(Dataset records)
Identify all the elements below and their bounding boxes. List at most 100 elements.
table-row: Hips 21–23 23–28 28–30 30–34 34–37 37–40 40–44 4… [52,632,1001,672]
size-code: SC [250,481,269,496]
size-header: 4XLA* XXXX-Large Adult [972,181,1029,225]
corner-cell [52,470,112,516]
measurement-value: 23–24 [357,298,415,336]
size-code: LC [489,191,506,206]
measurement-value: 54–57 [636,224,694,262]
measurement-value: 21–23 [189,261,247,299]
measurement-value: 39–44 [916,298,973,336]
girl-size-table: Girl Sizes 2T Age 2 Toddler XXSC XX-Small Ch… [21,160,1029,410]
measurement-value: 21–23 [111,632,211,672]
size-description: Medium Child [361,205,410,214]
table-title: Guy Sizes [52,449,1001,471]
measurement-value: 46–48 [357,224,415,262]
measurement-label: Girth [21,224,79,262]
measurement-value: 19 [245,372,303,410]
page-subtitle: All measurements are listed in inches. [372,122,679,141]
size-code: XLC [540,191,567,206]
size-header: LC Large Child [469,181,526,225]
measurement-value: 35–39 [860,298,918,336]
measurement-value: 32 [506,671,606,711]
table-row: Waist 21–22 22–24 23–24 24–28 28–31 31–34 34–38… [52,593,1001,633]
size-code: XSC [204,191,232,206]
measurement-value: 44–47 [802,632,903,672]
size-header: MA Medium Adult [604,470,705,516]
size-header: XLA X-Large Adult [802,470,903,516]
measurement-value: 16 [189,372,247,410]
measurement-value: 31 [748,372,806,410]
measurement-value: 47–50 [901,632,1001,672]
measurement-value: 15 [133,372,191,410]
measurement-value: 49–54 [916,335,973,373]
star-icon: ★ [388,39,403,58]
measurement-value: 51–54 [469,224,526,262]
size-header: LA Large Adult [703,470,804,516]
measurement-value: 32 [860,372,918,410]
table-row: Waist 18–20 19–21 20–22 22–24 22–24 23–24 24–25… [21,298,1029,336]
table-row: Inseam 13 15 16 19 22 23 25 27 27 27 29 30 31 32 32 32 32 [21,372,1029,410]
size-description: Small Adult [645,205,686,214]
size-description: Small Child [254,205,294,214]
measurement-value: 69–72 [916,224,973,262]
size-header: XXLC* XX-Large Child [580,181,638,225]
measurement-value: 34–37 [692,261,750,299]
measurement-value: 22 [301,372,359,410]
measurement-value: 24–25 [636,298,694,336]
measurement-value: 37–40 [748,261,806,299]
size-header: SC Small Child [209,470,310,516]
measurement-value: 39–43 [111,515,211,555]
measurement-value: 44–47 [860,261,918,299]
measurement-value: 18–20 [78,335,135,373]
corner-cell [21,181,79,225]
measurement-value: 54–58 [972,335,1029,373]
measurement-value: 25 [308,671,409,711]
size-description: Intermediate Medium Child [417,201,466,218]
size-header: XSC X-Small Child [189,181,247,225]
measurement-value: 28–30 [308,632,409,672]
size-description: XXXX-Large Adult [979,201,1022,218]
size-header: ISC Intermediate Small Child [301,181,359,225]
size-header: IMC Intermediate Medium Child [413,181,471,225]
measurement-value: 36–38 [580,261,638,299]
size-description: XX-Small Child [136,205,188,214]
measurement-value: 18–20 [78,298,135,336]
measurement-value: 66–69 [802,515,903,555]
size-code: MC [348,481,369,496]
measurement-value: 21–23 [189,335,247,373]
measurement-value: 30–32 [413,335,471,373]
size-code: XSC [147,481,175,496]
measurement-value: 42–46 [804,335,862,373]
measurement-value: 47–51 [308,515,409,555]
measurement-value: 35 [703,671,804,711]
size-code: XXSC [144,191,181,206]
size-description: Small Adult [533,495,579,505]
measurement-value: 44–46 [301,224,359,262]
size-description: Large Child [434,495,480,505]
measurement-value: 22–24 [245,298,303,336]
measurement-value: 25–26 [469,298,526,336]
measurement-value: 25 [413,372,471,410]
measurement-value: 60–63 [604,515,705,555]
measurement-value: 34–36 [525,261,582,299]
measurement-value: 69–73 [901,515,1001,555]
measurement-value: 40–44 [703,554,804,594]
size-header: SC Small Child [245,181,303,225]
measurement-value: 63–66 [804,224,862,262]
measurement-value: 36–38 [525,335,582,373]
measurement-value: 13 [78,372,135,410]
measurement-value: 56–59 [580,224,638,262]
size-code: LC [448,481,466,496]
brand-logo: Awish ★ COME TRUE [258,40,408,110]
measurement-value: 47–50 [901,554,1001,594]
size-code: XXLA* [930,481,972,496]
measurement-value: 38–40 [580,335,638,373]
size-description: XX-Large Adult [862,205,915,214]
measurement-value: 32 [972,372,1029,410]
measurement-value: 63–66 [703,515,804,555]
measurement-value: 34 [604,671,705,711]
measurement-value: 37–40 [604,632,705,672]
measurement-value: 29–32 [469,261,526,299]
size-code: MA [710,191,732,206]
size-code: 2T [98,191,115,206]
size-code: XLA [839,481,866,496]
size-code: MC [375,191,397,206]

# WRITTEN PROBLEM
Rewrite all the records, renaming every "size-header" to "size-heading" and leaving everything else unchanged.

# WRITTEN RESPONSE
Identify all the elements below and their bounding boxes. List at most 100 elements.
table-row: Hips 21–23 23–28 28–30 30–34 34–37 37–40 40–44 4… [52,632,1001,672]
size-code: SC [250,481,269,496]
size-heading: 4XLA* XXXX-Large Adult [972,181,1029,225]
corner-cell [52,470,112,516]
measurement-value: 23–24 [357,298,415,336]
size-code: LC [489,191,506,206]
measurement-value: 54–57 [636,224,694,262]
measurement-value: 21–23 [189,261,247,299]
measurement-value: 39–44 [916,298,973,336]
girl-size-table: Girl Sizes 2T Age 2 Toddler XXSC XX-Small Ch… [21,160,1029,410]
measurement-value: 21–23 [111,632,211,672]
size-description: Medium Child [361,205,410,214]
table-title: Guy Sizes [52,449,1001,471]
measurement-value: 46–48 [357,224,415,262]
measurement-label: Girth [21,224,79,262]
measurement-value: 19 [245,372,303,410]
page-subtitle: All measurements are listed in inches. [372,122,679,141]
size-code: XLC [540,191,567,206]
size-heading: LC Large Child [469,181,526,225]
measurement-value: 35–39 [860,298,918,336]
measurement-value: 32 [506,671,606,711]
table-row: Waist 21–22 22–24 23–24 24–28 28–31 31–34 34–38… [52,593,1001,633]
size-code: XSC [204,191,232,206]
measurement-value: 44–47 [802,632,903,672]
size-heading: MA Medium Adult [604,470,705,516]
size-heading: XLA X-Large Adult [802,470,903,516]
measurement-value: 16 [189,372,247,410]
measurement-value: 31 [748,372,806,410]
measurement-value: 47–50 [901,632,1001,672]
measurement-value: 15 [133,372,191,410]
measurement-value: 49–54 [916,335,973,373]
star-icon: ★ [388,39,403,58]
measurement-value: 51–54 [469,224,526,262]
size-heading: LA Large Adult [703,470,804,516]
measurement-value: 32 [860,372,918,410]
table-row: Waist 18–20 19–21 20–22 22–24 22–24 23–24 24–25… [21,298,1029,336]
table-row: Inseam 13 15 16 19 22 23 25 27 27 27 29 30 31 32 32 32 32 [21,372,1029,410]
size-description: Small Adult [645,205,686,214]
size-description: Small Child [254,205,294,214]
measurement-value: 69–72 [916,224,973,262]
size-heading: XXLC* XX-Large Child [580,181,638,225]
measurement-value: 34–37 [692,261,750,299]
measurement-value: 22 [301,372,359,410]
measurement-value: 24–25 [636,298,694,336]
measurement-value: 37–40 [748,261,806,299]
size-heading: SC Small Child [209,470,310,516]
measurement-value: 39–43 [111,515,211,555]
measurement-value: 44–47 [860,261,918,299]
measurement-value: 18–20 [78,335,135,373]
corner-cell [21,181,79,225]
measurement-value: 54–58 [972,335,1029,373]
measurement-value: 25 [308,671,409,711]
size-description: Intermediate Medium Child [417,201,466,218]
size-heading: XSC X-Small Child [189,181,247,225]
measurement-value: 28–30 [308,632,409,672]
size-description: XXXX-Large Adult [979,201,1022,218]
size-heading: ISC Intermediate Small Child [301,181,359,225]
size-heading: IMC Intermediate Medium Child [413,181,471,225]
measurement-value: 36–38 [580,261,638,299]
size-description: XX-Small Child [136,205,188,214]
measurement-value: 18–20 [78,298,135,336]
measurement-value: 66–69 [802,515,903,555]
size-code: MC [348,481,369,496]
measurement-value: 21–23 [189,335,247,373]
measurement-value: 30–32 [413,335,471,373]
size-code: XSC [147,481,175,496]
measurement-value: 42–46 [804,335,862,373]
measurement-value: 47–51 [308,515,409,555]
measurement-value: 35 [703,671,804,711]
size-code: XXSC [144,191,181,206]
size-description: Small Adult [533,495,579,505]
measurement-value: 44–46 [301,224,359,262]
size-description: Large Child [434,495,480,505]
measurement-value: 22–24 [245,298,303,336]
measurement-value: 25–26 [469,298,526,336]
measurement-value: 25 [413,372,471,410]
measurement-value: 60–63 [604,515,705,555]
measurement-value: 34–36 [525,261,582,299]
measurement-value: 69–73 [901,515,1001,555]
measurement-value: 40–44 [703,554,804,594]
size-heading: SC Small Child [245,181,303,225]
measurement-value: 63–66 [804,224,862,262]
measurement-value: 36–38 [525,335,582,373]
measurement-value: 13 [78,372,135,410]
measurement-value: 56–59 [580,224,638,262]
size-code: LC [448,481,466,496]
brand-logo: Awish ★ COME TRUE [258,40,408,110]
measurement-value: 47–50 [901,554,1001,594]
size-code: XXLA* [930,481,972,496]
measurement-value: 38–40 [580,335,638,373]
size-description: XX-Large Adult [862,205,915,214]
measurement-value: 32 [972,372,1029,410]
measurement-value: 63–66 [703,515,804,555]
measurement-value: 34 [604,671,705,711]
measurement-value: 37–40 [604,632,705,672]
measurement-value: 29–32 [469,261,526,299]
size-code: MA [710,191,732,206]
size-code: 2T [98,191,115,206]
size-code: XLA [839,481,866,496]
size-code: MC [375,191,397,206]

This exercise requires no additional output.